Exercise description ->
Copy out each line below that has the word "chevron" in it.

Stored records ->
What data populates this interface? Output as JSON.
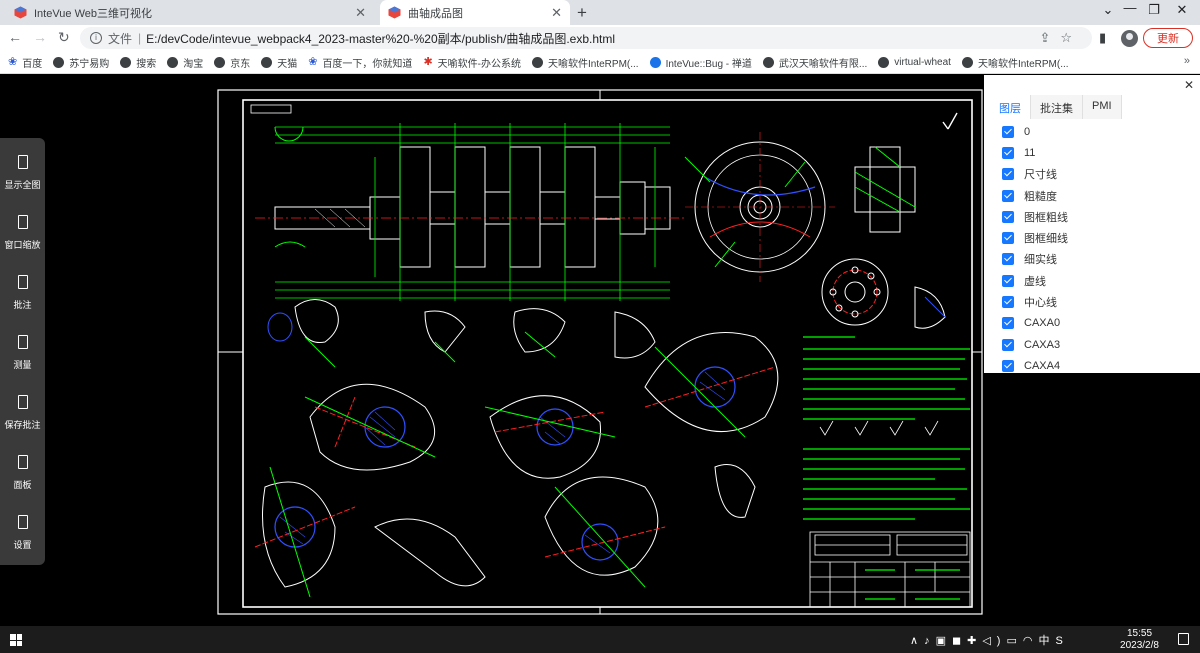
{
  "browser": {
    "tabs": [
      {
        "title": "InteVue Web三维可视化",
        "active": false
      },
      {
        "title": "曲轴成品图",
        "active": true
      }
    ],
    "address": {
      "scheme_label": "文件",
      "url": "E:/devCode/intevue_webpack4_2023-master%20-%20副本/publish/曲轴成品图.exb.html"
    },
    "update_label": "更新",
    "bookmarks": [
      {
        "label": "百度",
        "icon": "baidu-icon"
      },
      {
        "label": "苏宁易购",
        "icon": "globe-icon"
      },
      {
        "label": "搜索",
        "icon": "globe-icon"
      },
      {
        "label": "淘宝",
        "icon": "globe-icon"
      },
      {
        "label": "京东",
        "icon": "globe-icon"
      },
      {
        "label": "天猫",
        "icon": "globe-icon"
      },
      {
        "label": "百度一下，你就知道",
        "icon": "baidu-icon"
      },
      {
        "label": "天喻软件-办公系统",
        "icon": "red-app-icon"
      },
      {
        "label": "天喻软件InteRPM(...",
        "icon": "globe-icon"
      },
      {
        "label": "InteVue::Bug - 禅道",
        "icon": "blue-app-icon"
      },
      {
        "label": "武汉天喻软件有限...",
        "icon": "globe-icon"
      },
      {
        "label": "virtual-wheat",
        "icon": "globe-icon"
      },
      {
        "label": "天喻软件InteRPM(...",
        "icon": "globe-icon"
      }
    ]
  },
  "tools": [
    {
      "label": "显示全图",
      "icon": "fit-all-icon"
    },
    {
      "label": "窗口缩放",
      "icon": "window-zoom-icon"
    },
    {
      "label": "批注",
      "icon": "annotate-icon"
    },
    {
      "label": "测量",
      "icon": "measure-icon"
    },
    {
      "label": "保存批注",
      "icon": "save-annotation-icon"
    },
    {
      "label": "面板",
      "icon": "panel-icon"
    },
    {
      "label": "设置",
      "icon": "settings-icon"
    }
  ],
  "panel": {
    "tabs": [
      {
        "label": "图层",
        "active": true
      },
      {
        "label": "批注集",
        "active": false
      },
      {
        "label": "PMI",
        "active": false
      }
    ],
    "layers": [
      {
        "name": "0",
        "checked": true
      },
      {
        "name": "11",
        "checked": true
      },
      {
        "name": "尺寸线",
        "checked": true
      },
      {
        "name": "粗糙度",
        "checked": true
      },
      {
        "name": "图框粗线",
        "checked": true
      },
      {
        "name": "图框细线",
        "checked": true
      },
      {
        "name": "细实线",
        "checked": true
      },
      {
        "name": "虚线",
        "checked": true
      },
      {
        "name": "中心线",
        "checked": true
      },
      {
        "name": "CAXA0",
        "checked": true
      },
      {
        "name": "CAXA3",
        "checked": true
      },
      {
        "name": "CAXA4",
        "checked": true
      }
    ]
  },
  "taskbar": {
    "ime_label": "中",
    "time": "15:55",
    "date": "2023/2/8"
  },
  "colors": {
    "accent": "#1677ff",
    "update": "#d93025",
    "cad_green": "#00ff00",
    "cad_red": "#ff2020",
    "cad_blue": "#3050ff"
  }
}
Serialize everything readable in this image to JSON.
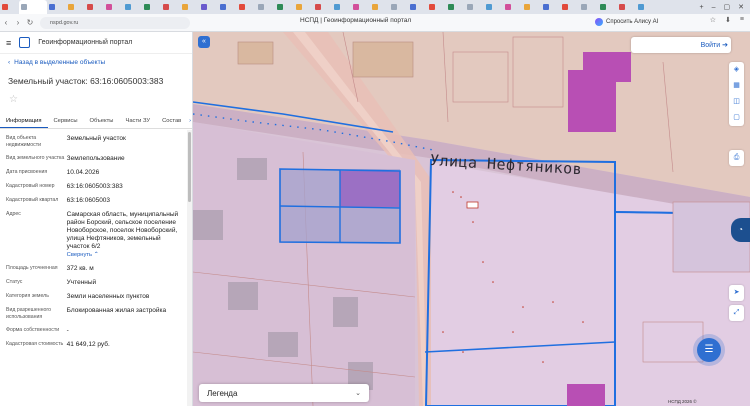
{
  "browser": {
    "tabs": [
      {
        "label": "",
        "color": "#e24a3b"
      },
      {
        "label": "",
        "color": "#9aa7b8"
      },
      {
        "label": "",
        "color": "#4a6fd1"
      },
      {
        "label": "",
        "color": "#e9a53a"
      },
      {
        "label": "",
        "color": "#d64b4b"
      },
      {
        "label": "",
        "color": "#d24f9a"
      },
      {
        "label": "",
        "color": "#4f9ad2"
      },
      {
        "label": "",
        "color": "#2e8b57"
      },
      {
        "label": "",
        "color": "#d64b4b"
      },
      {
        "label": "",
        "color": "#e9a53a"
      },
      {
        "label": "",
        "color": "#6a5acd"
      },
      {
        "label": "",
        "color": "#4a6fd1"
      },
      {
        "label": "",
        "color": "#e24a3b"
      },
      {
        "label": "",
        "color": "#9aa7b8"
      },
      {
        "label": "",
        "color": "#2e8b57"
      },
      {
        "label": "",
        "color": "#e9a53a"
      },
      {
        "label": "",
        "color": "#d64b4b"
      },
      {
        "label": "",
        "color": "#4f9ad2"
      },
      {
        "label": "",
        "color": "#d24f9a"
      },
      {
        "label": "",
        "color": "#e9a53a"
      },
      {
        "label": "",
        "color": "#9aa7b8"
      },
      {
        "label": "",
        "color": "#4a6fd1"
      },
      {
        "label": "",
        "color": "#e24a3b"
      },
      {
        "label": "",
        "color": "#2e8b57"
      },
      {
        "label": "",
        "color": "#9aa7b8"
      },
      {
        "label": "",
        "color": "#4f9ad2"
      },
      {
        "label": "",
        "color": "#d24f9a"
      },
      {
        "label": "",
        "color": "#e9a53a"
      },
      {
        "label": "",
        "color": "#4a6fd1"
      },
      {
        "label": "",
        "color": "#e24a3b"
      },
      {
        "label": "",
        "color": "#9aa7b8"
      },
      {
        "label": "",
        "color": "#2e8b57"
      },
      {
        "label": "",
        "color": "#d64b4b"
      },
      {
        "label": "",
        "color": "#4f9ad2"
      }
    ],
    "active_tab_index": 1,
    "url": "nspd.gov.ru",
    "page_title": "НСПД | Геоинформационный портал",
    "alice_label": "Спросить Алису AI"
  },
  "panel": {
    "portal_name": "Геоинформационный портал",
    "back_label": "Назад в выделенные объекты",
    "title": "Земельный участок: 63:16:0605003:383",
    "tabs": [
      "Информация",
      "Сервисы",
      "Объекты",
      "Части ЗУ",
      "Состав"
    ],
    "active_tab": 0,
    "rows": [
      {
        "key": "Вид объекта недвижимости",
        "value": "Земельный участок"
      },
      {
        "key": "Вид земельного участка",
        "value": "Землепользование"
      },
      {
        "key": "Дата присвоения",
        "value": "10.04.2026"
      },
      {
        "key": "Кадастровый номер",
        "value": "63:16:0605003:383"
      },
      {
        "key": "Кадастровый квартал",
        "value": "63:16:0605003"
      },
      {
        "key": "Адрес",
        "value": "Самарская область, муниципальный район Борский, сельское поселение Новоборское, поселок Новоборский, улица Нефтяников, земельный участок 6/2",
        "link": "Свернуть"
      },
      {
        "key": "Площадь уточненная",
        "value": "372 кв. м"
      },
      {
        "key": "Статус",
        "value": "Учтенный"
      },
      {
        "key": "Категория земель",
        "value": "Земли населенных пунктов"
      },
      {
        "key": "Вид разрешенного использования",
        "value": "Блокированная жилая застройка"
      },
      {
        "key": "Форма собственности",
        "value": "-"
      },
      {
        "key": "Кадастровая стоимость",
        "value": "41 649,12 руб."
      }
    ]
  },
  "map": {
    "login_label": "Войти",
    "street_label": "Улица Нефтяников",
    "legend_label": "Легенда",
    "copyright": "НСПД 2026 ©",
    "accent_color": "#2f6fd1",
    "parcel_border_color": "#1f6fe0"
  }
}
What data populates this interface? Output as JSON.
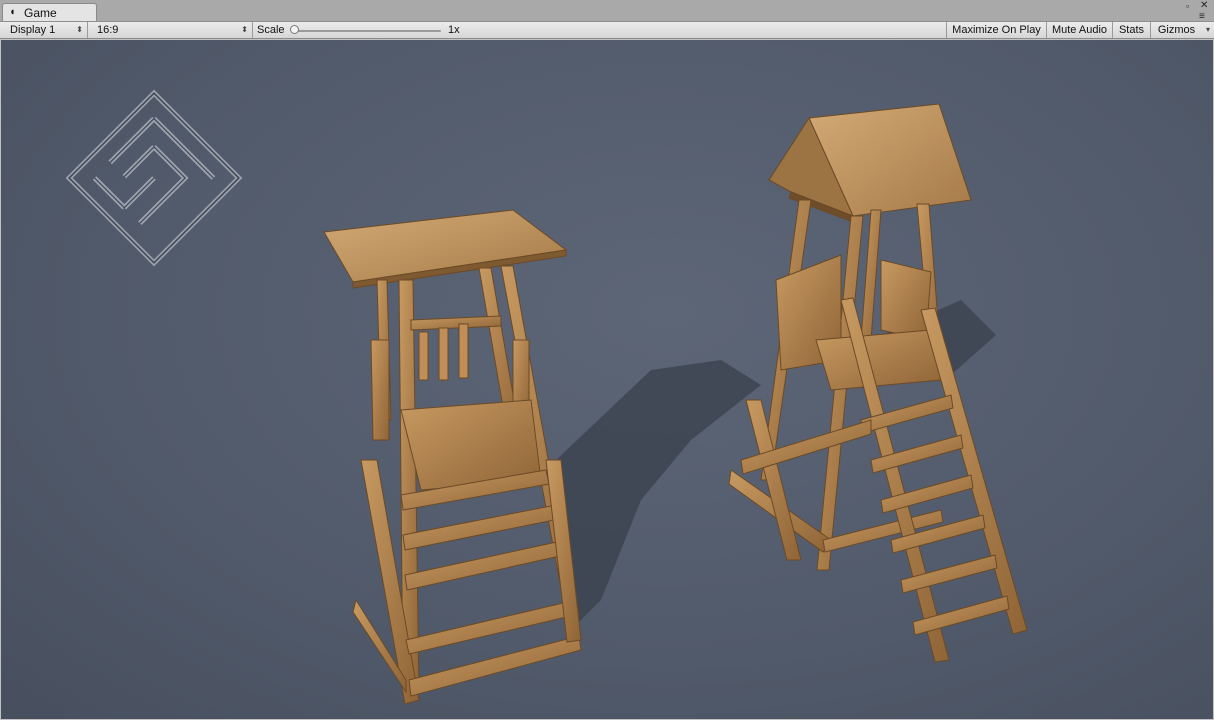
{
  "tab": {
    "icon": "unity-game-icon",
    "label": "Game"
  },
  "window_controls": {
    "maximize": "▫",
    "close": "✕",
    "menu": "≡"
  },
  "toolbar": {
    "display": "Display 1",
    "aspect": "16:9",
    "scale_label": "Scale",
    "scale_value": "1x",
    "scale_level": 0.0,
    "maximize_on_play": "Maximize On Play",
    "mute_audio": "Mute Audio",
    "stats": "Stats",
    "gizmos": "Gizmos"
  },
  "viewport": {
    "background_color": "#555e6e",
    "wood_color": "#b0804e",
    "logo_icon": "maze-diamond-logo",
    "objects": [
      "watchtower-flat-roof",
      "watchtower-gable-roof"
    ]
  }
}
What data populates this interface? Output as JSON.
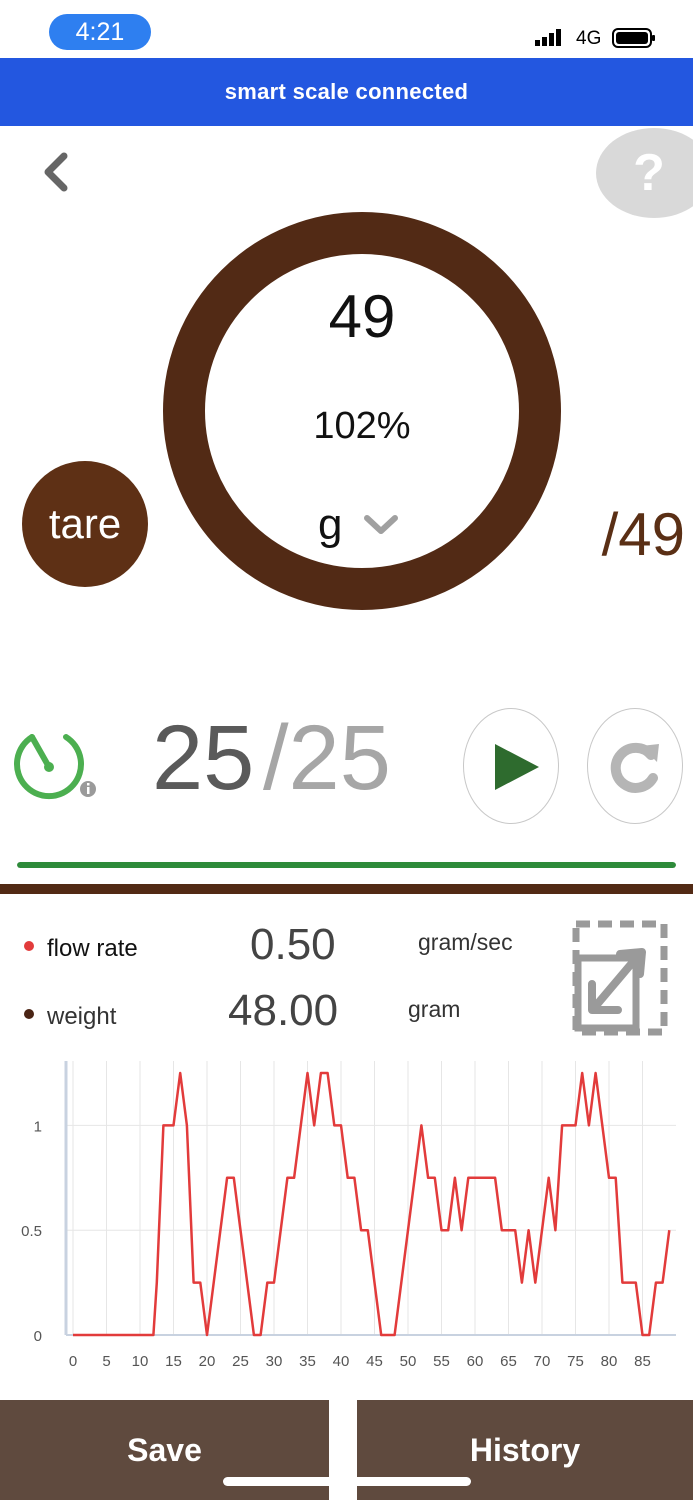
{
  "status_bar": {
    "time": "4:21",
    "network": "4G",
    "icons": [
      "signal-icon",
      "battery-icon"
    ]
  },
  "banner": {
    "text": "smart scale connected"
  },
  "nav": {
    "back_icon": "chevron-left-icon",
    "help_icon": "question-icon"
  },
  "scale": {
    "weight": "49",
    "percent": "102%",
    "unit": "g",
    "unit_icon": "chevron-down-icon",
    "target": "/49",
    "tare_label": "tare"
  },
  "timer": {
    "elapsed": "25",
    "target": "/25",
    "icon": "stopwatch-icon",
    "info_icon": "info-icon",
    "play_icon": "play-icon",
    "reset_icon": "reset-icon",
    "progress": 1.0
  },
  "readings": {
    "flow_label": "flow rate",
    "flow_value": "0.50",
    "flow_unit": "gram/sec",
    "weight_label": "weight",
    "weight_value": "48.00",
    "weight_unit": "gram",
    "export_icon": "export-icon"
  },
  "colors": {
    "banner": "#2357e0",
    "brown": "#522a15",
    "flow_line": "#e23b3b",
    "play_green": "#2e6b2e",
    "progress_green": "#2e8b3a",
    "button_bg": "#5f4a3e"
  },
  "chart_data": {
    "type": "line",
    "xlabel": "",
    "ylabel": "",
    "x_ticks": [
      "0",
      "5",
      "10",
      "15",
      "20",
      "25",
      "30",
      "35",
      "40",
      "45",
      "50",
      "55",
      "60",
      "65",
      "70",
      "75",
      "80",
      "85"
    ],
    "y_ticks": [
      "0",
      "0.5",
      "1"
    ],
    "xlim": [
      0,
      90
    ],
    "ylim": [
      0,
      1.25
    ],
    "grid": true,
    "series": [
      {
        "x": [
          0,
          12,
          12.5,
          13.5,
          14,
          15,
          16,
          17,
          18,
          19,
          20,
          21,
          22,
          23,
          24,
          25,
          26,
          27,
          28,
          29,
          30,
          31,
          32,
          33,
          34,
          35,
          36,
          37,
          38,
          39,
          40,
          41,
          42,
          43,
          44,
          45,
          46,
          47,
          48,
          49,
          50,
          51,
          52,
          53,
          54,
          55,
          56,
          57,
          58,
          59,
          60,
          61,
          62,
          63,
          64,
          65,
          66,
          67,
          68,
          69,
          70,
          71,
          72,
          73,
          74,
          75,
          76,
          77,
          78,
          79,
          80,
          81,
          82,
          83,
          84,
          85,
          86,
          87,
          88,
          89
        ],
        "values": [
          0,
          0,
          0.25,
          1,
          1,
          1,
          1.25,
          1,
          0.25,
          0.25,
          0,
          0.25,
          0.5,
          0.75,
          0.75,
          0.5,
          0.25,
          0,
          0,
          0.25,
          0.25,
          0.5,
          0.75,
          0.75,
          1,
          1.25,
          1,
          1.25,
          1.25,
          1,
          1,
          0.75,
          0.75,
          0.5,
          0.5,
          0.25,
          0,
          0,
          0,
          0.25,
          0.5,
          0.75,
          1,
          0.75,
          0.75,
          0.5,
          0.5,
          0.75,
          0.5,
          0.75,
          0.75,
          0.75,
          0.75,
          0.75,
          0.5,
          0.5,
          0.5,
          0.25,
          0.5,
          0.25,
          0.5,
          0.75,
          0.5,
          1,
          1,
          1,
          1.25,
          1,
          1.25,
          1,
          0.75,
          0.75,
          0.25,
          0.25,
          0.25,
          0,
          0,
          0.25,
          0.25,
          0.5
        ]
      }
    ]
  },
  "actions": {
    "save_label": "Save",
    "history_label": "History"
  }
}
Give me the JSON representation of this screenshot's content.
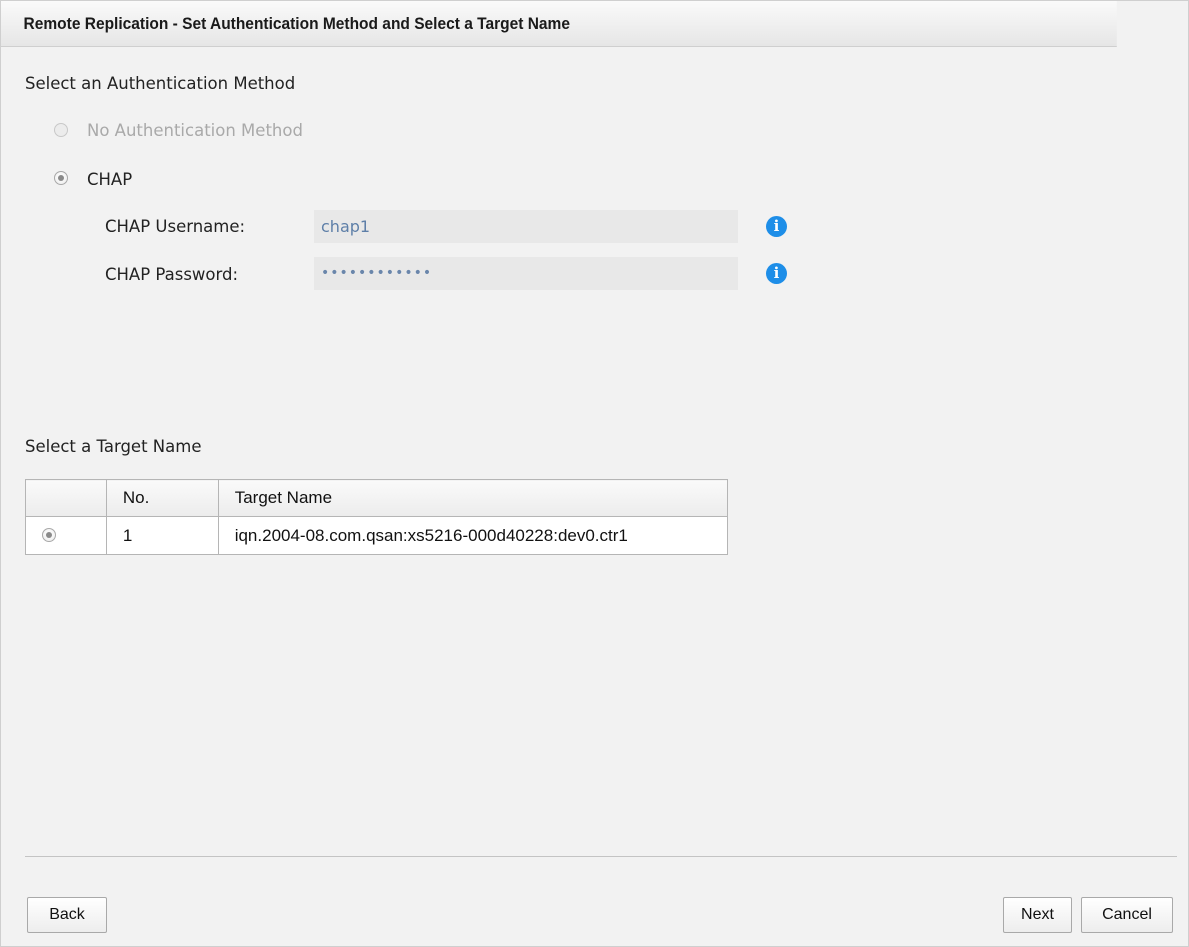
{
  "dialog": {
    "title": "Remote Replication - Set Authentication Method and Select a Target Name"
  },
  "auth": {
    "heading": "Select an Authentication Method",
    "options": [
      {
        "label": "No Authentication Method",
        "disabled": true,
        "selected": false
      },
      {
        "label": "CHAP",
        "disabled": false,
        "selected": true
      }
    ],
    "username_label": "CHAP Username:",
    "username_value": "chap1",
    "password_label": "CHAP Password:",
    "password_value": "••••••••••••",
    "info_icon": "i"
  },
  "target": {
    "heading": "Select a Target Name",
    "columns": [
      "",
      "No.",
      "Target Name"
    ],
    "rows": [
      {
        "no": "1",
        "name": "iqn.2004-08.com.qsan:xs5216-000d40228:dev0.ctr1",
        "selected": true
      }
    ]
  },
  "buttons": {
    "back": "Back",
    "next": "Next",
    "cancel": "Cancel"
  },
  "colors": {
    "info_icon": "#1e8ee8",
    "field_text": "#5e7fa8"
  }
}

Correct answer ->
    "back_icon": "chevron-left-icon",
    "unit_icon": "chevron-down-icon",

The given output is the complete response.